DIRECTIONS FOR THIS TASK
Only the pictures stay out; every record is to be quoted exactly.
# PROVIDED ENTRIES start
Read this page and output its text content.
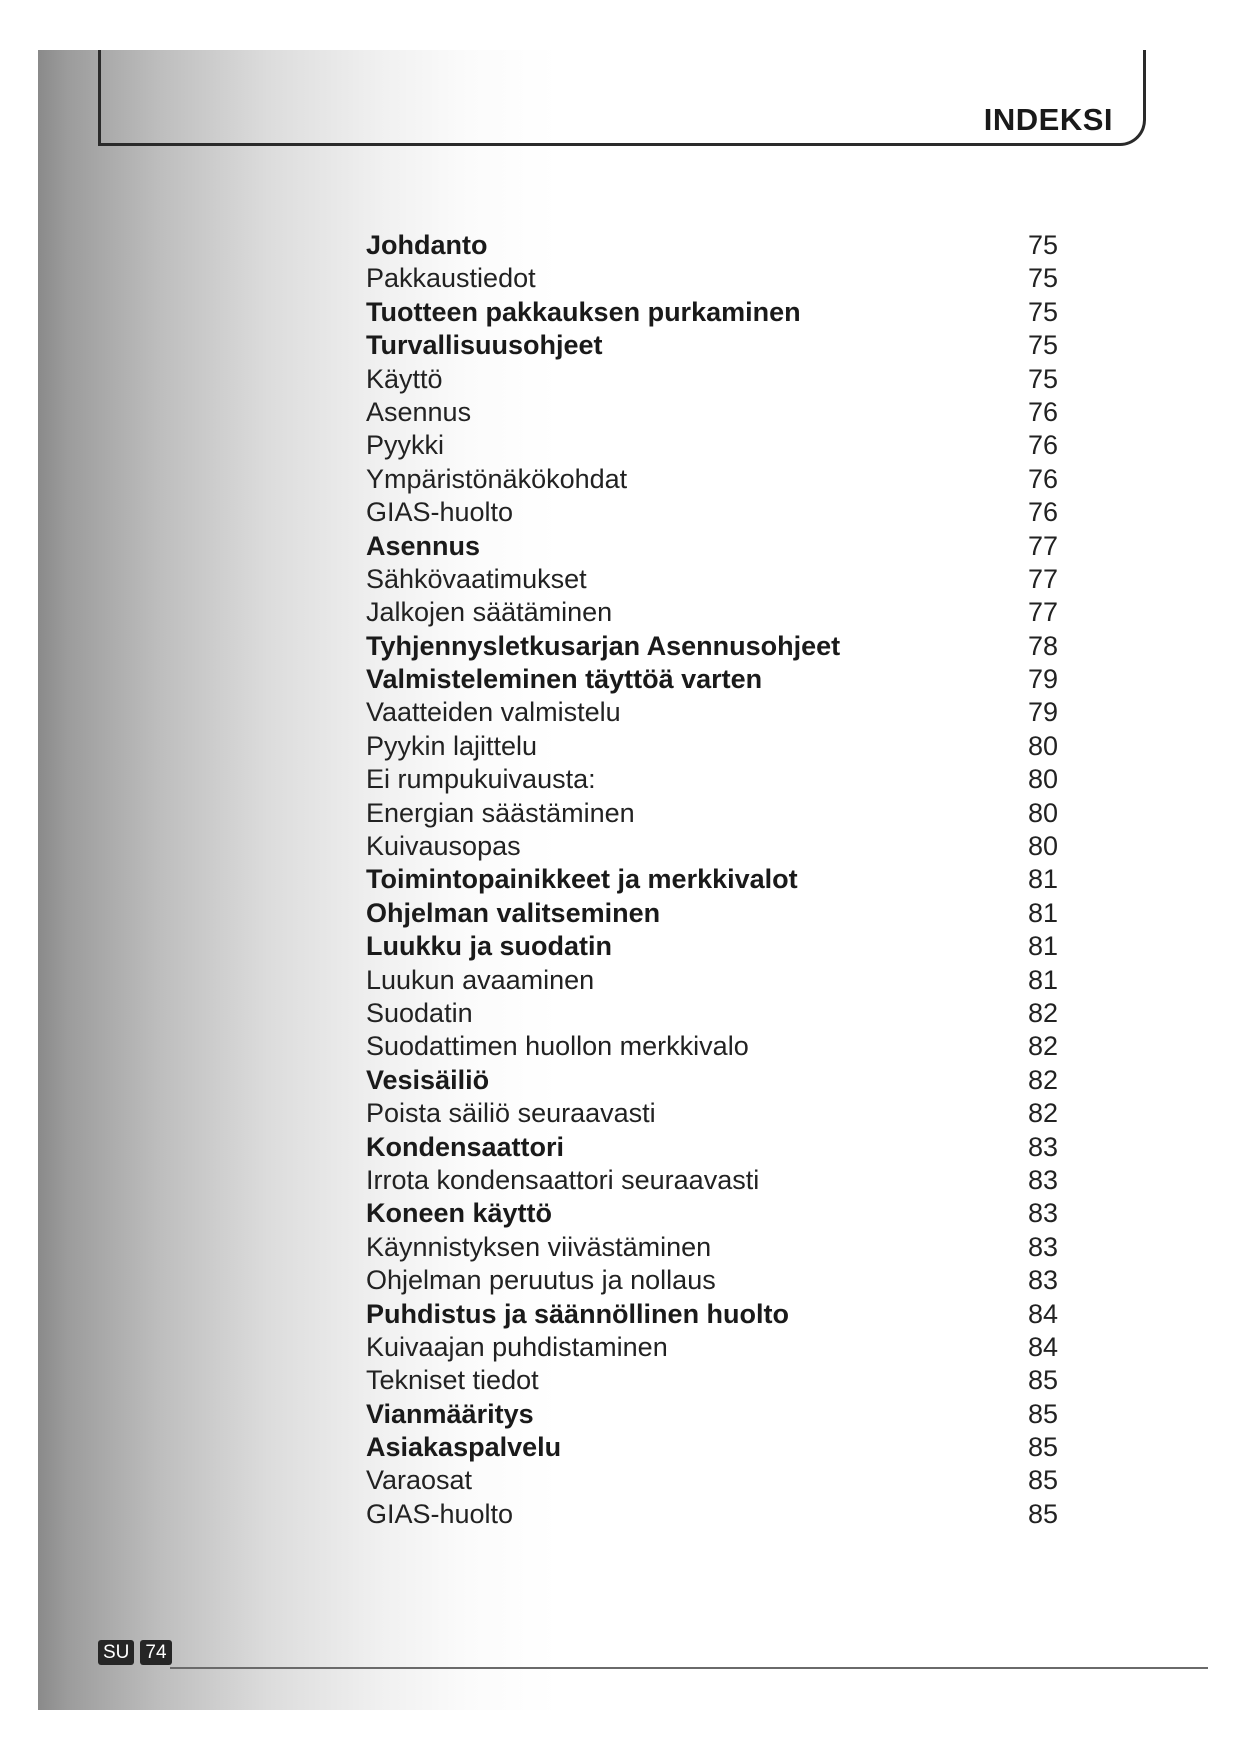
INDEKSI
Johdanto	75
Pakkaustiedot	75
Tuotteen pakkauksen purkaminen	75
Turvallisuusohjeet	75
Käyttö	75
Asennus	76
Pyykki	76
Ympäristönäkökohdat	76
GIAS-huolto	76
Asennus	77
Sähkövaatimukset	77
Jalkojen säätäminen	77
Tyhjennysletkusarjan Asennusohjeet	78
Valmisteleminen täyttöä varten	79
Vaatteiden valmistelu	79
Pyykin lajittelu	80
Ei rumpukuivausta:	80
Energian säästäminen	80
Kuivausopas	80
Toimintopainikkeet ja merkkivalot	81
Ohjelman valitseminen	81
Luukku ja suodatin	81
Luukun avaaminen	81
Suodatin	82
Suodattimen huollon merkkivalo	82
Vesisäiliö	82
Poista säiliö seuraavasti	82
Kondensaattori	83
Irrota kondensaattori seuraavasti	83
Koneen käyttö	83
Käynnistyksen viivästäminen	83
Ohjelman peruutus ja nollaus	83
Puhdistus ja säännöllinen huolto	84
Kuivaajan puhdistaminen	84
Tekniset tiedot	85
Vianmääritys	85
Asiakaspalvelu	85
Varaosat	85
GIAS-huolto	85
SU 74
# PROVIDED ENTRIES end
WRITTEN RESPONSE
Read this page and output its text content.
INDEKSI
Johdanto	75
Pakkaustiedot	75
Tuotteen pakkauksen purkaminen	75
Turvallisuusohjeet	75
Käyttö	75
Asennus	76
Pyykki	76
Ympäristönäkökohdat	76
GIAS-huolto	76
Asennus	77
Sähkövaatimukset	77
Jalkojen säätäminen	77
Tyhjennysletkusarjan Asennusohjeet	78
Valmisteleminen täyttöä varten	79
Vaatteiden valmistelu	79
Pyykin lajittelu	80
Ei rumpukuivausta:	80
Energian säästäminen	80
Kuivausopas	80
Toimintopainikkeet ja merkkivalot	81
Ohjelman valitseminen	81
Luukku ja suodatin	81
Luukun avaaminen	81
Suodatin	82
Suodattimen huollon merkkivalo	82
Vesisäiliö	82
Poista säiliö seuraavasti	82
Kondensaattori	83
Irrota kondensaattori seuraavasti	83
Koneen käyttö	83
Käynnistyksen viivästäminen	83
Ohjelman peruutus ja nollaus	83
Puhdistus ja säännöllinen huolto	84
Kuivaajan puhdistaminen	84
Tekniset tiedot	85
Vianmääritys	85
Asiakaspalvelu	85
Varaosat	85
GIAS-huolto	85
SU 74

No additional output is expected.